[Figure dataset records]
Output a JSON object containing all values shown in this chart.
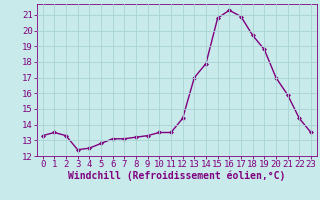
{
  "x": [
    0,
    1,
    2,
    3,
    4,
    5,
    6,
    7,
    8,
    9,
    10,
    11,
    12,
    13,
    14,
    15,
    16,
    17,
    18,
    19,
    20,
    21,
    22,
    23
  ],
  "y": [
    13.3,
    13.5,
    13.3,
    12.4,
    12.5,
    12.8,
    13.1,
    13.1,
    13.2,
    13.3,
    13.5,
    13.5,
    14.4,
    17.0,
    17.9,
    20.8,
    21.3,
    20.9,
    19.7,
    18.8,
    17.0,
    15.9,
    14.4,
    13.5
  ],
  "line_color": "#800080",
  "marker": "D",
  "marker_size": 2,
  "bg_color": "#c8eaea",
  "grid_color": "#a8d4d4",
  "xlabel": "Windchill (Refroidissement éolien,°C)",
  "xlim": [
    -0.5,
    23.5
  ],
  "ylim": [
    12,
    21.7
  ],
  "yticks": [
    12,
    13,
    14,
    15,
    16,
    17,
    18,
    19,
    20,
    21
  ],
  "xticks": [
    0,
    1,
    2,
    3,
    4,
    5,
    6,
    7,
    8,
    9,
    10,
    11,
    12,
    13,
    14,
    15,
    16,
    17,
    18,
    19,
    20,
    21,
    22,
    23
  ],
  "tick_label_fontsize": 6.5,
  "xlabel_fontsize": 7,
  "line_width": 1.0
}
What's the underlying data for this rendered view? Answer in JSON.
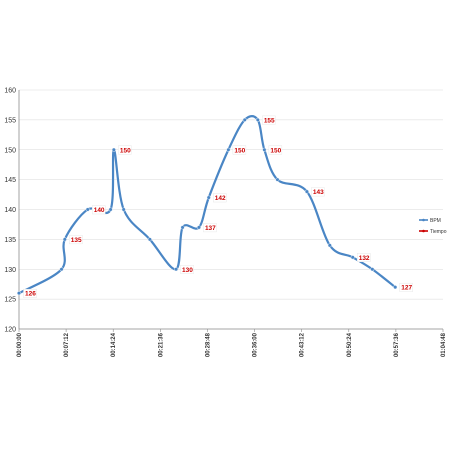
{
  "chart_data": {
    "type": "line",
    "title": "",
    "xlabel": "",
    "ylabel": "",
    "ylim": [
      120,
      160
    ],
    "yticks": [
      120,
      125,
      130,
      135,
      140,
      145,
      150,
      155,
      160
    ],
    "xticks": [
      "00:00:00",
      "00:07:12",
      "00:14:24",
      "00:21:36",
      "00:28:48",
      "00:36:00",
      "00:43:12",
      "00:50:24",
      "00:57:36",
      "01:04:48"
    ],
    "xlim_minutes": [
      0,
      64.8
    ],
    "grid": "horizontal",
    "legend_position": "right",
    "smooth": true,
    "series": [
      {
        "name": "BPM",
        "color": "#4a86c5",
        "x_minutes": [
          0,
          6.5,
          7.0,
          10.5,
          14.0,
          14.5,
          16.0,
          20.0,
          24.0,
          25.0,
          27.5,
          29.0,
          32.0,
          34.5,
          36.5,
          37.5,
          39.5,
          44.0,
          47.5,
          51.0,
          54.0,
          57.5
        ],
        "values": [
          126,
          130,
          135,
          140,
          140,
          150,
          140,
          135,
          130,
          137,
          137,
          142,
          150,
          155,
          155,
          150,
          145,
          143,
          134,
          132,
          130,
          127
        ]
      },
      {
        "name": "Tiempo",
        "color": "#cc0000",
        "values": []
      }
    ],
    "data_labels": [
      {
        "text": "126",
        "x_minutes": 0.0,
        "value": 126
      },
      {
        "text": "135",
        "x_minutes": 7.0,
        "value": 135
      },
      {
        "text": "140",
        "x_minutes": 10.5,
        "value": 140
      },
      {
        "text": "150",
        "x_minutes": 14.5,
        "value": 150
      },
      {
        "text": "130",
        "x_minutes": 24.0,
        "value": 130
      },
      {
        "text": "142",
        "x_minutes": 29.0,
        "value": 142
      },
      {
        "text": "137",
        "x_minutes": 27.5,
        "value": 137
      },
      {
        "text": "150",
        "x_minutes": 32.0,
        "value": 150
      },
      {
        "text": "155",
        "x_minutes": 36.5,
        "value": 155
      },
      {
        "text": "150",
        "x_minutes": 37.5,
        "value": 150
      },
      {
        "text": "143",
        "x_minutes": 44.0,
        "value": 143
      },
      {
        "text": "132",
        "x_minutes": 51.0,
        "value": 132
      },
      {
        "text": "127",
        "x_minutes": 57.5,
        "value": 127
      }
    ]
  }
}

### YOUR OBJECTIVE
Leave the images out and output the remaining material exactly as it stands.

### COMPLETE OUTPUT
Output a JSON object containing all values shown in this chart.
{
  "x": [
    0,
    1,
    2,
    3,
    4,
    5,
    6,
    7,
    8,
    9,
    10,
    11,
    12,
    13,
    14,
    15,
    16,
    17,
    18,
    19,
    20,
    21,
    22,
    23
  ],
  "y": [
    13.3,
    13.5,
    13.3,
    12.4,
    12.5,
    12.8,
    13.1,
    13.1,
    13.2,
    13.3,
    13.5,
    13.5,
    14.4,
    17.0,
    17.9,
    20.8,
    21.3,
    20.9,
    19.7,
    18.8,
    17.0,
    15.9,
    14.4,
    13.5
  ],
  "line_color": "#800080",
  "marker": "D",
  "marker_size": 2,
  "bg_color": "#c8eaea",
  "grid_color": "#a8d4d4",
  "xlabel": "Windchill (Refroidissement éolien,°C)",
  "xlim": [
    -0.5,
    23.5
  ],
  "ylim": [
    12,
    21.7
  ],
  "yticks": [
    12,
    13,
    14,
    15,
    16,
    17,
    18,
    19,
    20,
    21
  ],
  "xticks": [
    0,
    1,
    2,
    3,
    4,
    5,
    6,
    7,
    8,
    9,
    10,
    11,
    12,
    13,
    14,
    15,
    16,
    17,
    18,
    19,
    20,
    21,
    22,
    23
  ],
  "tick_label_fontsize": 6.5,
  "xlabel_fontsize": 7,
  "line_width": 1.0
}
What's the underlying data for this rendered view? Answer in JSON.
{
  "chart_data": {
    "type": "line",
    "title": "",
    "xlabel": "",
    "ylabel": "",
    "ylim": [
      120,
      160
    ],
    "yticks": [
      120,
      125,
      130,
      135,
      140,
      145,
      150,
      155,
      160
    ],
    "xticks": [
      "00:00:00",
      "00:07:12",
      "00:14:24",
      "00:21:36",
      "00:28:48",
      "00:36:00",
      "00:43:12",
      "00:50:24",
      "00:57:36",
      "01:04:48"
    ],
    "xlim_minutes": [
      0,
      64.8
    ],
    "grid": "horizontal",
    "legend_position": "right",
    "smooth": true,
    "series": [
      {
        "name": "BPM",
        "color": "#4a86c5",
        "x_minutes": [
          0,
          6.5,
          7.0,
          10.5,
          14.0,
          14.5,
          16.0,
          20.0,
          24.0,
          25.0,
          27.5,
          29.0,
          32.0,
          34.5,
          36.5,
          37.5,
          39.5,
          44.0,
          47.5,
          51.0,
          54.0,
          57.5
        ],
        "values": [
          126,
          130,
          135,
          140,
          140,
          150,
          140,
          135,
          130,
          137,
          137,
          142,
          150,
          155,
          155,
          150,
          145,
          143,
          134,
          132,
          130,
          127
        ]
      },
      {
        "name": "Tiempo",
        "color": "#cc0000",
        "values": []
      }
    ],
    "data_labels": [
      {
        "text": "126",
        "x_minutes": 0.0,
        "value": 126
      },
      {
        "text": "135",
        "x_minutes": 7.0,
        "value": 135
      },
      {
        "text": "140",
        "x_minutes": 10.5,
        "value": 140
      },
      {
        "text": "150",
        "x_minutes": 14.5,
        "value": 150
      },
      {
        "text": "130",
        "x_minutes": 24.0,
        "value": 130
      },
      {
        "text": "142",
        "x_minutes": 29.0,
        "value": 142
      },
      {
        "text": "137",
        "x_minutes": 27.5,
        "value": 137
      },
      {
        "text": "150",
        "x_minutes": 32.0,
        "value": 150
      },
      {
        "text": "155",
        "x_minutes": 36.5,
        "value": 155
      },
      {
        "text": "150",
        "x_minutes": 37.5,
        "value": 150
      },
      {
        "text": "143",
        "x_minutes": 44.0,
        "value": 143
      },
      {
        "text": "132",
        "x_minutes": 51.0,
        "value": 132
      },
      {
        "text": "127",
        "x_minutes": 57.5,
        "value": 127
      }
    ]
  }
}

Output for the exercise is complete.